DIRECTION: Omit all images. Transcribe the rest of the material below exactly.

===== EXTRACTED INFORMATION =====

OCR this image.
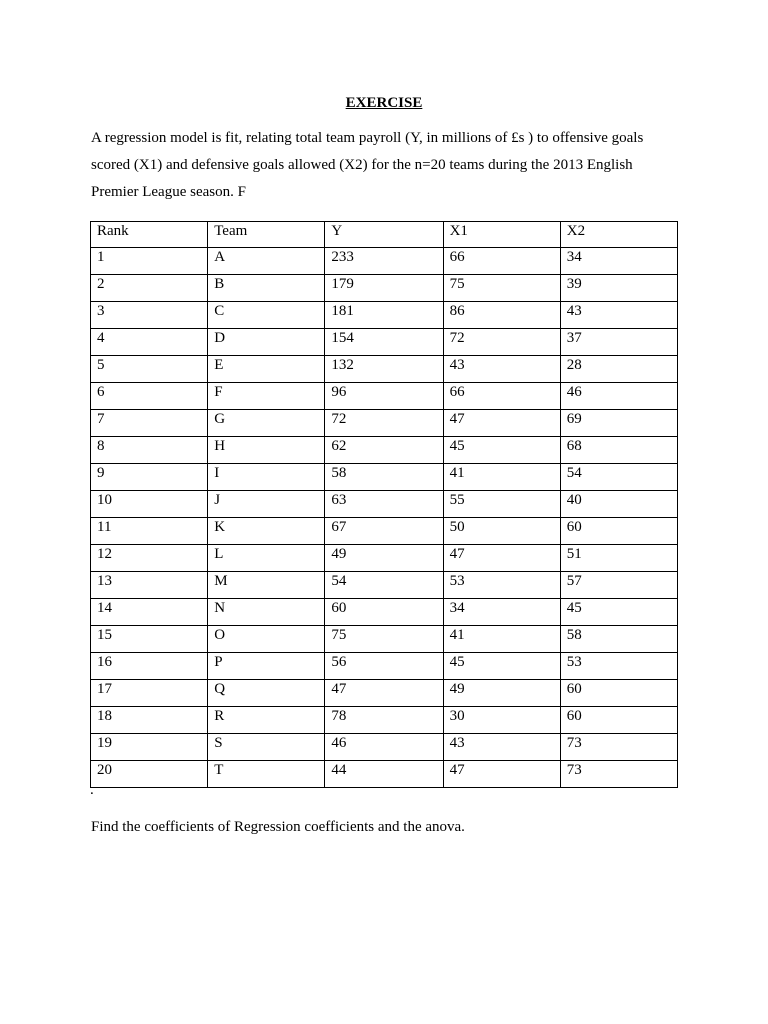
EXERCISE

A regression model is fit, relating total team payroll (Y, in millions of £s ) to offensive goals scored (X1) and defensive goals allowed (X2) for the n=20 teams during the 2013 English Premier League season. F

Rank	Team	Y	X1	X2
1	A	233	66	34
2	B	179	75	39
3	C	181	86	43
4	D	154	72	37
5	E	132	43	28
6	F	96	66	46
7	G	72	47	69
8	H	62	45	68
9	I	58	41	54
10	J	63	55	40
11	K	67	50	60
12	L	49	47	51
13	M	54	53	57
14	N	60	34	45
15	O	75	41	58
16	P	56	45	53
17	Q	47	49	60
18	R	78	30	60
19	S	46	43	73
20	T	44	47	73
.
Find the coefficients of Regression coefficients and the anova.
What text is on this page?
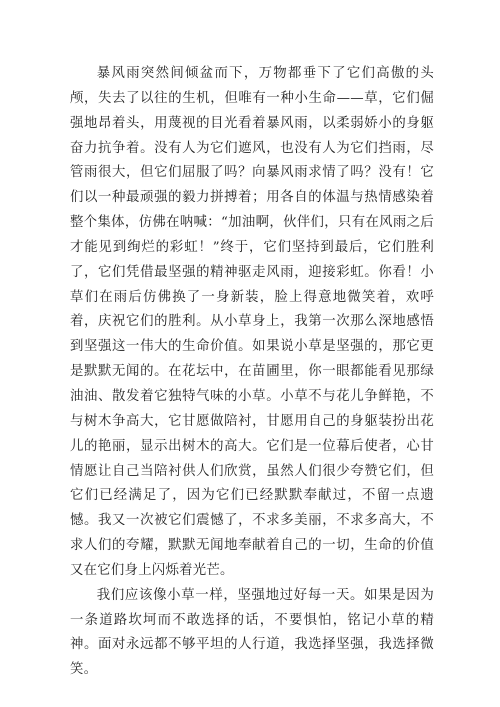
暴风雨突然间倾盆而下，万物都垂下了它们高傲的头颅，失去了以往的生机，但唯有一种小生命——草，它们倔强地昂着头，用蔑视的目光看着暴风雨，以柔弱娇小的身躯奋力抗争着。没有人为它们遮风，也没有人为它们挡雨，尽管雨很大，但它们屈服了吗？向暴风雨求情了吗？没有！它们以一种最顽强的毅力拼搏着；用各自的体温与热情感染着整个集体，仿佛在呐喊：“加油啊，伙伴们，只有在风雨之后才能见到绚烂的彩虹！”终于，它们坚持到最后，它们胜利了，它们凭借最坚强的精神驱走风雨，迎接彩虹。你看！小草们在雨后仿佛换了一身新装，脸上得意地微笑着，欢呼着，庆祝它们的胜利。从小草身上，我第一次那么深地感悟到坚强这一伟大的生命价值。如果说小草是坚强的，那它更是默默无闻的。在花坛中，在苗圃里，你一眼都能看见那绿油油、散发着它独特气味的小草。小草不与花儿争鲜艳，不与树木争高大，它甘愿做陪衬，甘愿用自己的身躯装扮出花儿的艳丽，显示出树木的高大。它们是一位幕后使者，心甘情愿让自己当陪衬供人们欣赏，虽然人们很少夸赞它们，但它们已经满足了，因为它们已经默默奉献过，不留一点遗憾。我又一次被它们震憾了，不求多美丽，不求多高大，不求人们的夸耀，默默无闻地奉献着自己的一切，生命的价值又在它们身上闪烁着光芒。

我们应该像小草一样，坚强地过好每一天。如果是因为一条道路坎坷而不敢选择的话，不要惧怕，铭记小草的精神。面对永远都不够平坦的人行道，我选择坚强，我选择微笑。
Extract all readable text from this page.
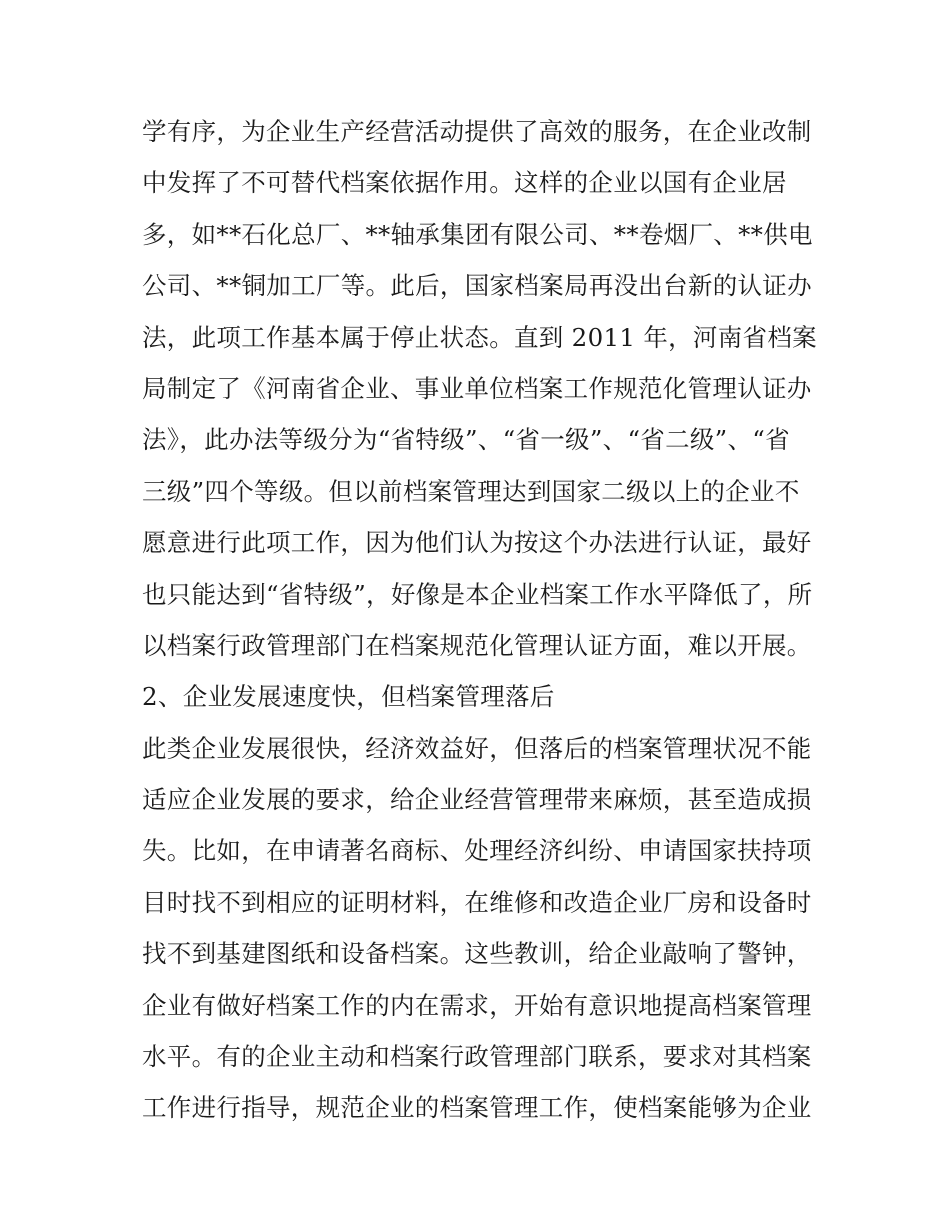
学有序，为企业生产经营活动提供了高效的服务，在企业改制
中发挥了不可替代档案依据作用。这样的企业以国有企业居
多，如**石化总厂、**轴承集团有限公司、**卷烟厂、**供电
公司、**铜加工厂等。此后，国家档案局再没出台新的认证办
法，此项工作基本属于停止状态。直到 2011 年，河南省档案
局制定了《河南省企业、事业单位档案工作规范化管理认证办
法》，此办法等级分为“省特级”、“省一级”、“省二级”、“省
三级”四个等级。但以前档案管理达到国家二级以上的企业不
愿意进行此项工作，因为他们认为按这个办法进行认证，最好
也只能达到“省特级”，好像是本企业档案工作水平降低了，所
以档案行政管理部门在档案规范化管理认证方面，难以开展。
2、企业发展速度快，但档案管理落后
此类企业发展很快，经济效益好，但落后的档案管理状况不能
适应企业发展的要求，给企业经营管理带来麻烦，甚至造成损
失。比如，在申请著名商标、处理经济纠纷、申请国家扶持项
目时找不到相应的证明材料，在维修和改造企业厂房和设备时
找不到基建图纸和设备档案。这些教训，给企业敲响了警钟，
企业有做好档案工作的内在需求，开始有意识地提高档案管理
水平。有的企业主动和档案行政管理部门联系，要求对其档案
工作进行指导，规范企业的档案管理工作，使档案能够为企业
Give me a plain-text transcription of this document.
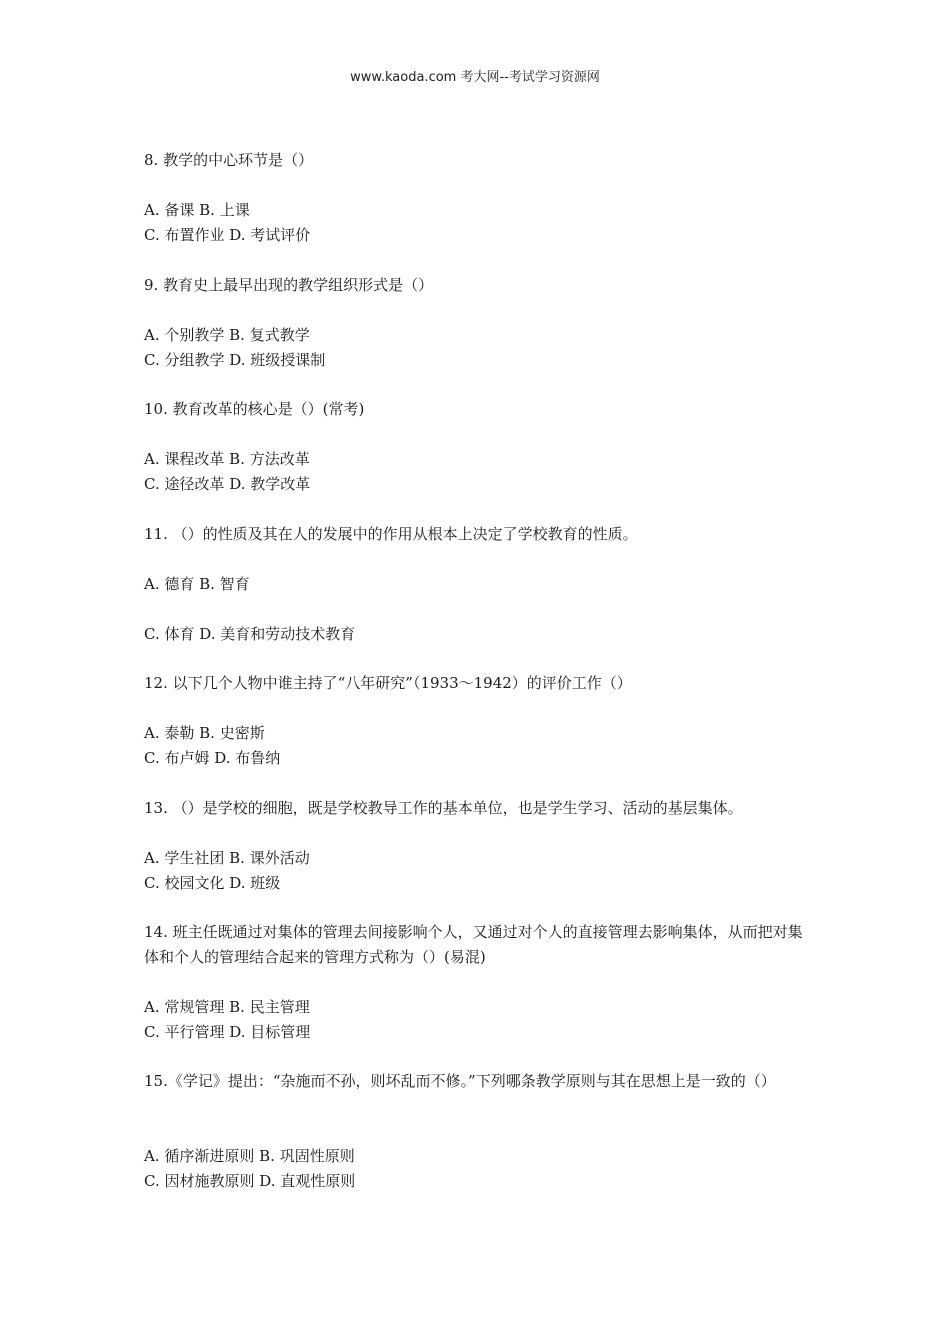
www.kaoda.com 考大网--考试学习资源网
8. 教学的中心环节是（）
A. 备课 B. 上课
C. 布置作业 D. 考试评价
9. 教育史上最早出现的教学组织形式是（）
A. 个别教学 B. 复式教学
C. 分组教学 D. 班级授课制
10. 教育改革的核心是（）(常考)
A. 课程改革 B. 方法改革
C. 途径改革 D. 教学改革
11. （）的性质及其在人的发展中的作用从根本上决定了学校教育的性质。
A. 德育 B. 智育
C. 体育 D. 美育和劳动技术教育
12. 以下几个人物中谁主持了“八年研究”（1933～1942）的评价工作（）
A. 泰勒 B. 史密斯
C. 布卢姆 D. 布鲁纳
13. （）是学校的细胞，既是学校教导工作的基本单位，也是学生学习、活动的基层集体。
A. 学生社团 B. 课外活动
C. 校园文化 D. 班级
14. 班主任既通过对集体的管理去间接影响个人，又通过对个人的直接管理去影响集体，从而把对集体和个人的管理结合起来的管理方式称为（）(易混)
A. 常规管理 B. 民主管理
C. 平行管理 D. 目标管理
15.《学记》提出：“杂施而不孙，则坏乱而不修。”下列哪条教学原则与其在思想上是一致的（）
A. 循序渐进原则 B. 巩固性原则
C. 因材施教原则 D. 直观性原则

=====

EXERCISE OUTPUT:
OCR this image.
EXERCISE

A regression model is fit, relating total team payroll (Y, in millions of £s ) to offensive goals scored (X1) and defensive goals allowed (X2) for the n=20 teams during the 2013 English Premier League season. F

Rank	Team	Y	X1	X2
1	A	233	66	34
2	B	179	75	39
3	C	181	86	43
4	D	154	72	37
5	E	132	43	28
6	F	96	66	46
7	G	72	47	69
8	H	62	45	68
9	I	58	41	54
10	J	63	55	40
11	K	67	50	60
12	L	49	47	51
13	M	54	53	57
14	N	60	34	45
15	O	75	41	58
16	P	56	45	53
17	Q	47	49	60
18	R	78	30	60
19	S	46	43	73
20	T	44	47	73
.
Find the coefficients of Regression coefficients and the anova.
What text is on this page?
暴风雨突然间倾盆而下，万物都垂下了它们高傲的头颅，失去了以往的生机，但唯有一种小生命——草，它们倔强地昂着头，用蔑视的目光看着暴风雨，以柔弱娇小的身躯奋力抗争着。没有人为它们遮风，也没有人为它们挡雨，尽管雨很大，但它们屈服了吗？向暴风雨求情了吗？没有！它们以一种最顽强的毅力拼搏着；用各自的体温与热情感染着整个集体，仿佛在呐喊：“加油啊，伙伴们，只有在风雨之后才能见到绚烂的彩虹！”终于，它们坚持到最后，它们胜利了，它们凭借最坚强的精神驱走风雨，迎接彩虹。你看！小草们在雨后仿佛换了一身新装，脸上得意地微笑着，欢呼着，庆祝它们的胜利。从小草身上，我第一次那么深地感悟到坚强这一伟大的生命价值。如果说小草是坚强的，那它更是默默无闻的。在花坛中，在苗圃里，你一眼都能看见那绿油油、散发着它独特气味的小草。小草不与花儿争鲜艳，不与树木争高大，它甘愿做陪衬，甘愿用自己的身躯装扮出花儿的艳丽，显示出树木的高大。它们是一位幕后使者，心甘情愿让自己当陪衬供人们欣赏，虽然人们很少夸赞它们，但它们已经满足了，因为它们已经默默奉献过，不留一点遗憾。我又一次被它们震憾了，不求多美丽，不求多高大，不求人们的夸耀，默默无闻地奉献着自己的一切，生命的价值又在它们身上闪烁着光芒。

我们应该像小草一样，坚强地过好每一天。如果是因为一条道路坎坷而不敢选择的话，不要惧怕，铭记小草的精神。面对永远都不够平坦的人行道，我选择坚强，我选择微笑。
Extract all readable text from this page.
学有序，为企业生产经营活动提供了高效的服务，在企业改制
中发挥了不可替代档案依据作用。这样的企业以国有企业居
多，如**石化总厂、**轴承集团有限公司、**卷烟厂、**供电
公司、**铜加工厂等。此后，国家档案局再没出台新的认证办
法，此项工作基本属于停止状态。直到 2011 年，河南省档案
局制定了《河南省企业、事业单位档案工作规范化管理认证办
法》，此办法等级分为“省特级”、“省一级”、“省二级”、“省
三级”四个等级。但以前档案管理达到国家二级以上的企业不
愿意进行此项工作，因为他们认为按这个办法进行认证，最好
也只能达到“省特级”，好像是本企业档案工作水平降低了，所
以档案行政管理部门在档案规范化管理认证方面，难以开展。
2、企业发展速度快，但档案管理落后
此类企业发展很快，经济效益好，但落后的档案管理状况不能
适应企业发展的要求，给企业经营管理带来麻烦，甚至造成损
失。比如，在申请著名商标、处理经济纠纷、申请国家扶持项
目时找不到相应的证明材料，在维修和改造企业厂房和设备时
找不到基建图纸和设备档案。这些教训，给企业敲响了警钟，
企业有做好档案工作的内在需求，开始有意识地提高档案管理
水平。有的企业主动和档案行政管理部门联系，要求对其档案
工作进行指导，规范企业的档案管理工作，使档案能够为企业
Give me a plain-text transcription of this document.
www.kaoda.com 考大网--考试学习资源网
8. 教学的中心环节是（）
A. 备课 B. 上课
C. 布置作业 D. 考试评价
9. 教育史上最早出现的教学组织形式是（）
A. 个别教学 B. 复式教学
C. 分组教学 D. 班级授课制
10. 教育改革的核心是（）(常考)
A. 课程改革 B. 方法改革
C. 途径改革 D. 教学改革
11. （）的性质及其在人的发展中的作用从根本上决定了学校教育的性质。
A. 德育 B. 智育
C. 体育 D. 美育和劳动技术教育
12. 以下几个人物中谁主持了“八年研究”（1933～1942）的评价工作（）
A. 泰勒 B. 史密斯
C. 布卢姆 D. 布鲁纳
13. （）是学校的细胞，既是学校教导工作的基本单位，也是学生学习、活动的基层集体。
A. 学生社团 B. 课外活动
C. 校园文化 D. 班级
14. 班主任既通过对集体的管理去间接影响个人，又通过对个人的直接管理去影响集体，从而把对集体和个人的管理结合起来的管理方式称为（）(易混)
A. 常规管理 B. 民主管理
C. 平行管理 D. 目标管理
15.《学记》提出：“杂施而不孙，则坏乱而不修。”下列哪条教学原则与其在思想上是一致的（）
A. 循序渐进原则 B. 巩固性原则
C. 因材施教原则 D. 直观性原则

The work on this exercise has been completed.